— begin Page —
Stand Develop Pan-F in Rodinal 1:100?

Yup, done it many times. I pre-soak for a minute in water before development. Turns out well (1 hour stand, agitate first minute then park it). If I can find a sample I'll post it later.

Kent
 
I've got 3 rolls left of Pan F to shoot. I like what Chris had done with his 1:200 stand method with Rodinal. Saving it for this spring/summer but our winters have been so mild I just might have to shoot a roll soon.
 
PanF+ is quite unpredictable in Rodinal IMO. It's very nice when everything goes well but then suddenly you will find your negs with strong contrast for seemingly no reason at all. The other thing I don't like about is it doesn't seem to respond well when you decrease agitation or shorten dev time. Sometimes it helps, sometimes it doesn't.
 
PanF+ is quite unpredictable in Rodinal IMO. It's very nice when everything goes well but then suddenly you will find your negs with strong contrast for seemingly no reason at all. The other thing I don't like about is it doesn't seem to respond well when you decrease agitation or shorten dev time. Sometimes it helps, sometimes it doesn't.

First, thank you everyone for your reponses. This forum is a great resource.

As for the above response, I've heard this elsewhere, thus my question to the forum.

I've decided to use the remaining Pan-F I have for a documentary assignment I'm doing. Not time sensitive, but need to know the results will be acceptable from a technicl standpoint. It's all daylight shooting, hence the low ISO. But I'd like to develop it myself instead if farming it out.

If not Rodinal, what would you suggest for results that will eventually be scanned i.e. not crazy grain or contrast?
 
I've had good results using both Perceptol and ID11 1+1. I tend not to use long development times as I've had problems with bromide drag in the past, so Rodinal 1+25 or 1+50 has been fine too.
— end Page —
— begin Entries —
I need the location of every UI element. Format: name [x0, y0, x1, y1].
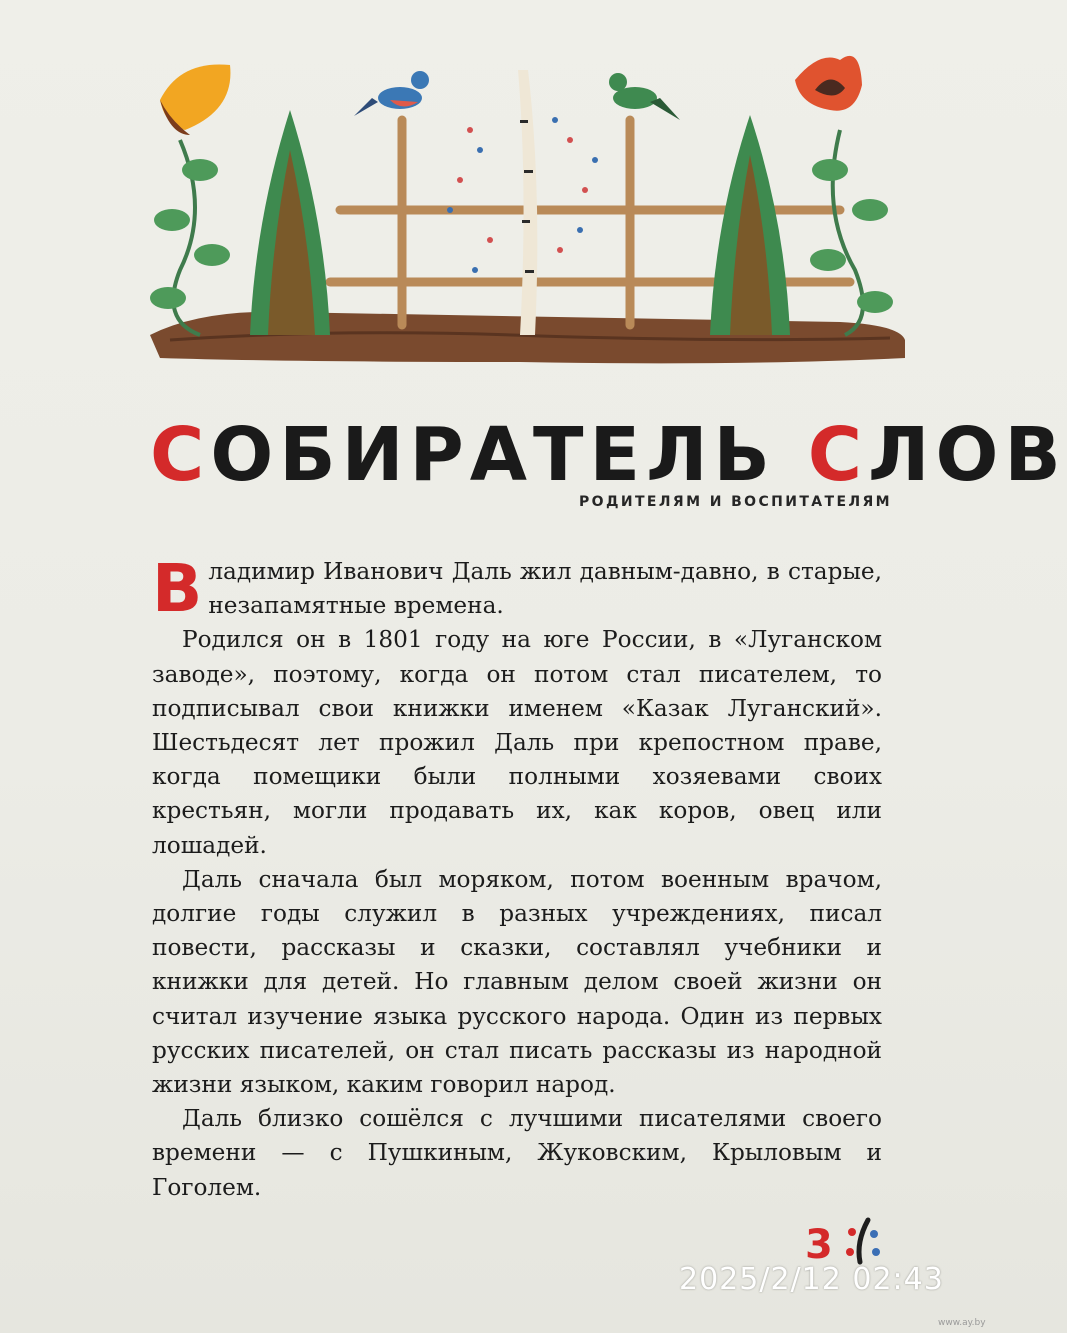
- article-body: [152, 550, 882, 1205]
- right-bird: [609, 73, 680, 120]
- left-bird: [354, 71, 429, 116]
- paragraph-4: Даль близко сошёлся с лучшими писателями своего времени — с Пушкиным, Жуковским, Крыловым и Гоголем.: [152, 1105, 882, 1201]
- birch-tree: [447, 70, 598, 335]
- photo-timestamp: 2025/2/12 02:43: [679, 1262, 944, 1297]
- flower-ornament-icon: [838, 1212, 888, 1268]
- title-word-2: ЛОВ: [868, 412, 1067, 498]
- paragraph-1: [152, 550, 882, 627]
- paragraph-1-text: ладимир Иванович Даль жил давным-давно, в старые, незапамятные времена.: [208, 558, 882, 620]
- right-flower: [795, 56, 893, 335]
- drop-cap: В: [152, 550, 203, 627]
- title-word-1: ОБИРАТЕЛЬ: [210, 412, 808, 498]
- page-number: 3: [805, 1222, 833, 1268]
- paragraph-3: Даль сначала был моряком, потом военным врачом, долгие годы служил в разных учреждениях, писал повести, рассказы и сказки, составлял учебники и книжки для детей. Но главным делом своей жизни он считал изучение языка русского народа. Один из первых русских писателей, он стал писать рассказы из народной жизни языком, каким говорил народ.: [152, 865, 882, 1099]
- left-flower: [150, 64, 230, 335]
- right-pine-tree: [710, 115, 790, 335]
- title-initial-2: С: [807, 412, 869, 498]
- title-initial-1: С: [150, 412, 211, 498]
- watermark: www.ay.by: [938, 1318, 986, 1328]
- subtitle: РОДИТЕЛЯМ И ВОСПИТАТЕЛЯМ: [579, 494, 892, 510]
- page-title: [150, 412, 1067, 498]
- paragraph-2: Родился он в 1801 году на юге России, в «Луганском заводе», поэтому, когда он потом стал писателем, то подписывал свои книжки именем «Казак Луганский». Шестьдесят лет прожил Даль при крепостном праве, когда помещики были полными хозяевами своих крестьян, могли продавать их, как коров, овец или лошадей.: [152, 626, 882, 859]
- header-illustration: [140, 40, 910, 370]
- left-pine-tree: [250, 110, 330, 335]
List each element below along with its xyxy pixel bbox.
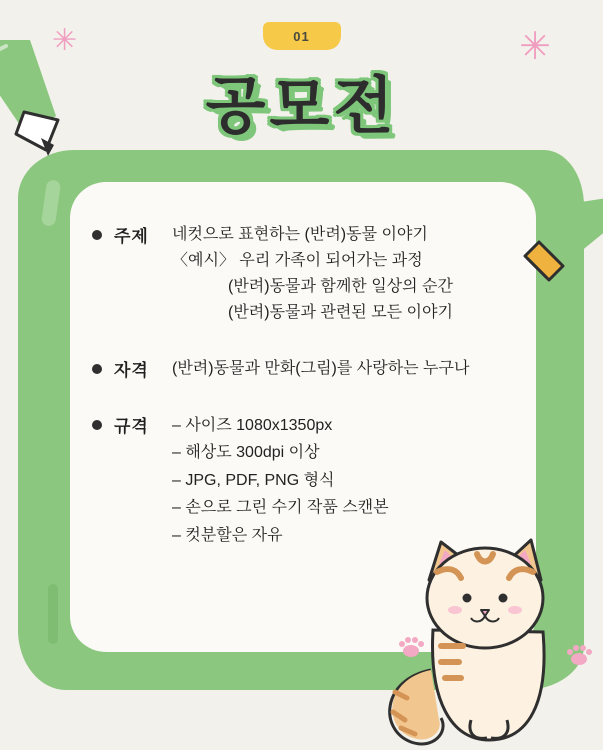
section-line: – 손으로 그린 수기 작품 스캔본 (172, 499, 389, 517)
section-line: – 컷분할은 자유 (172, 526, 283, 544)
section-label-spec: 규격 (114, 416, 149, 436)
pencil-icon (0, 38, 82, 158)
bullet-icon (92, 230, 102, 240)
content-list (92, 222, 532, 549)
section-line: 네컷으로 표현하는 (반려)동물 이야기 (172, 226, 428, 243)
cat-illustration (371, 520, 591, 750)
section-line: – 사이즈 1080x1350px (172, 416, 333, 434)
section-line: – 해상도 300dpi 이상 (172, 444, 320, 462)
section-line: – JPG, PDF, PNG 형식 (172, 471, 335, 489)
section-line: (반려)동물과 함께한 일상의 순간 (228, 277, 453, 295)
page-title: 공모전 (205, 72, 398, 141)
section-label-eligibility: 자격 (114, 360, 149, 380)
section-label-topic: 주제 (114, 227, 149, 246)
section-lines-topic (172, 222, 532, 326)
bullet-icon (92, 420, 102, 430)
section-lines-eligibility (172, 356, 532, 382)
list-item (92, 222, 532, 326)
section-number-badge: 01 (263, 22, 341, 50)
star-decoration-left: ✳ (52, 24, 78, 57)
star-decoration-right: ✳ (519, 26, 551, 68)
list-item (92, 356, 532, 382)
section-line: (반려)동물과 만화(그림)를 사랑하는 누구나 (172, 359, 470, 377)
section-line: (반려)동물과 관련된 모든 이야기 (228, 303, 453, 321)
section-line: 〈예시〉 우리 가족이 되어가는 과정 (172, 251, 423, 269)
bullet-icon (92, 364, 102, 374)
— end Entries —
[Request 1] From the forum thread on developing Pan-F, can you copy the part that opens with the words containing "As for the above" and closes with "farming it out."?
[Request 2]
Does the forum thread on developing Pan-F support each statement below? Answer yes or no for each and quote the words from the thread that decide it.
(a) One poster soaks the film in water for a minute before developing.
(b) A poster recommends long development times as a way to avoid bromide drag.
(c) The documentary assignment will be shot entirely in daylight.

[Correct output 1]
As for the above response, I've heard this elsewhere, thus my question to the forum.

I've decided to use the remaining Pan-F I have for a documentary assignment I'm doing. Not time sensitive, but need to know the results will be acceptable from a technicl standpoint. It's all daylight shooting, hence the low ISO. But I'd like to develop it myself instead if farming it out.

[Correct output 2]
(a) Yes: "I pre-soak for a minute in water before development."
(b) No: "I tend not to use long development times as I've had problems with bromide drag in the past"
(c) Yes: "It's all daylight shooting, hence the low ISO."